What is asked: Tally the lines that hold the string "temsilcinin", and reply with the count alone.

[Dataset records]
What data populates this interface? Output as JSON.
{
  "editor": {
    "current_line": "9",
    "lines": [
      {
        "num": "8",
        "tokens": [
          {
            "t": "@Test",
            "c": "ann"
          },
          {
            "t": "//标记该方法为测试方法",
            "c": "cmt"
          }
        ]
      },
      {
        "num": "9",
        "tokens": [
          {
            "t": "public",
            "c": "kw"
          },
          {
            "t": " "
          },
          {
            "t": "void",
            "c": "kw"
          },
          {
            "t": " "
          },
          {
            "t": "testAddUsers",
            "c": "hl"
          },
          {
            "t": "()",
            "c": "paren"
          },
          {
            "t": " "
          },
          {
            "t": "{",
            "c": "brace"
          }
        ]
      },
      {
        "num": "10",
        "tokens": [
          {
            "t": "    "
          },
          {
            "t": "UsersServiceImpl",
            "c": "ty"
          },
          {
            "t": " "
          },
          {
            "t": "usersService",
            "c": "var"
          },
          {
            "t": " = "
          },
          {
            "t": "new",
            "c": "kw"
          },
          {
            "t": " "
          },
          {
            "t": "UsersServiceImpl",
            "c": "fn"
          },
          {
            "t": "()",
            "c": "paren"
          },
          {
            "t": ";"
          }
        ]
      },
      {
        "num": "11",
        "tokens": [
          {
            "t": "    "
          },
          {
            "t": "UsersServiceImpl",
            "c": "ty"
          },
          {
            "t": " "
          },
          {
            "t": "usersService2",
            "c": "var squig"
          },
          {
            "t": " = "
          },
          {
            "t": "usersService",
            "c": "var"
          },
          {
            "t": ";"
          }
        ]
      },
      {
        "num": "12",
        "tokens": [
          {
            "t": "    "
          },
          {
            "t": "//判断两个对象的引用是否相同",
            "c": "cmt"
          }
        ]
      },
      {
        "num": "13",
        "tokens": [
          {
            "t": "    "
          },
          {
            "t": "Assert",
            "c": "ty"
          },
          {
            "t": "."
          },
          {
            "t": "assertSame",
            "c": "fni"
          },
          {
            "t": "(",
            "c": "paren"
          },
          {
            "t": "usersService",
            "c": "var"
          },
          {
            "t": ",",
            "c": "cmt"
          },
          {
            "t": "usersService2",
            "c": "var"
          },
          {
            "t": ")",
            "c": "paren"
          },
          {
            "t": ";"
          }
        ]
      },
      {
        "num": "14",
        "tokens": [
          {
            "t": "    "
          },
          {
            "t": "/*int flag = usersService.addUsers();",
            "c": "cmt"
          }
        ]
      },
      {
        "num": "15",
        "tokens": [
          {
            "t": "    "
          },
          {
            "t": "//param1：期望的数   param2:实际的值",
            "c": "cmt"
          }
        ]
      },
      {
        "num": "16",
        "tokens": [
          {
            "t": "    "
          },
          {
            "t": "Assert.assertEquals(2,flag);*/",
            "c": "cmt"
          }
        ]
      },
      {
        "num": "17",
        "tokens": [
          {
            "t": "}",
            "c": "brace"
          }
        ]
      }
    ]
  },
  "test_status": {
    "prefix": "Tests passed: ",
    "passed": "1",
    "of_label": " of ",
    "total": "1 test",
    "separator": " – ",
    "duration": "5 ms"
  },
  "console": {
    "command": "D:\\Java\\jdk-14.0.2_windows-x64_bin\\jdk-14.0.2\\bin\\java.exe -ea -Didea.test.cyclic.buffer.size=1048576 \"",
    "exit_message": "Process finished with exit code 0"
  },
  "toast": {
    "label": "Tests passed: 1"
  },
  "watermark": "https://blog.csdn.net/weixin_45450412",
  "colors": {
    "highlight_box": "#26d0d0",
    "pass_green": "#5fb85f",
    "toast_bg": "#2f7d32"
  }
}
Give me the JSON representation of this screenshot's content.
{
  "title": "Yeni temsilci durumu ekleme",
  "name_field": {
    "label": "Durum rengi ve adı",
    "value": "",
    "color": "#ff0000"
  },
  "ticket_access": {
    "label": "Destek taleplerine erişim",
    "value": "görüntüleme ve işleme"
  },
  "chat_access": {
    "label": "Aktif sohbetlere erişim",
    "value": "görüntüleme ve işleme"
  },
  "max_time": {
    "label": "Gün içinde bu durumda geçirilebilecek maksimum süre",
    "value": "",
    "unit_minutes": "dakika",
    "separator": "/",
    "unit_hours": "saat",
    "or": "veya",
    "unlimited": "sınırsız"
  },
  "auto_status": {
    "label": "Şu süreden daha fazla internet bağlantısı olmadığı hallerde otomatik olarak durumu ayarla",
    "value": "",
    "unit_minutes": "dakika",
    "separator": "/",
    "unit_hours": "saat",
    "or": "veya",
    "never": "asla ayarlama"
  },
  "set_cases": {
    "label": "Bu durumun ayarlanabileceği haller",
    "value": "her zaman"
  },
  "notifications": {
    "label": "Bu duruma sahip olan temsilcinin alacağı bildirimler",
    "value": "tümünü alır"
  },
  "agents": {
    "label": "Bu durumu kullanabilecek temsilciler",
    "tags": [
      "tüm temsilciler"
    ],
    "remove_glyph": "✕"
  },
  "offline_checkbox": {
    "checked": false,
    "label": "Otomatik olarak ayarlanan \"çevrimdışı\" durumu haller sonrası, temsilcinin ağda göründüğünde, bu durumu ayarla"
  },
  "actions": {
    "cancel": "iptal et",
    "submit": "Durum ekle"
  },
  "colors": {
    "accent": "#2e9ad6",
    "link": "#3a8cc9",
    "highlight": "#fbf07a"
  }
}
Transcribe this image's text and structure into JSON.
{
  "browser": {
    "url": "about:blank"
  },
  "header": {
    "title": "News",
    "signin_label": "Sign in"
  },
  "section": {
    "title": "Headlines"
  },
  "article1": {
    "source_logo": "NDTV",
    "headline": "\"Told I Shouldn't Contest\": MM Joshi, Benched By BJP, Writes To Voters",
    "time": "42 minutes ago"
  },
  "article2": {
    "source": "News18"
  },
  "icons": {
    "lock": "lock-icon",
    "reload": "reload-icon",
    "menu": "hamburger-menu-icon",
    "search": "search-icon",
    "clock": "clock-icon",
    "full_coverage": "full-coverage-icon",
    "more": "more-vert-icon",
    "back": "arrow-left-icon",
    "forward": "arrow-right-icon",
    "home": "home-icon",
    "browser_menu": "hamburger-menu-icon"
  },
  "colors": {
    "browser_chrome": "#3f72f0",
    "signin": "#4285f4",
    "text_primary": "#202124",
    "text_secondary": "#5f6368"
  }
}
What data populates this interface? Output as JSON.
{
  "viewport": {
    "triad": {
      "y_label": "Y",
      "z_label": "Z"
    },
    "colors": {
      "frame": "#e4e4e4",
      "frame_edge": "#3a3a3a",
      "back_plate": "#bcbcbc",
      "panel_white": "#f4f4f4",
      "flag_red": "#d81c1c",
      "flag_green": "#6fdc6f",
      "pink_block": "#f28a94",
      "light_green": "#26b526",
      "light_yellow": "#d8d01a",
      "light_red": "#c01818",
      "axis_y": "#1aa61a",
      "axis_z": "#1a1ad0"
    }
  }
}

Result of the task: 2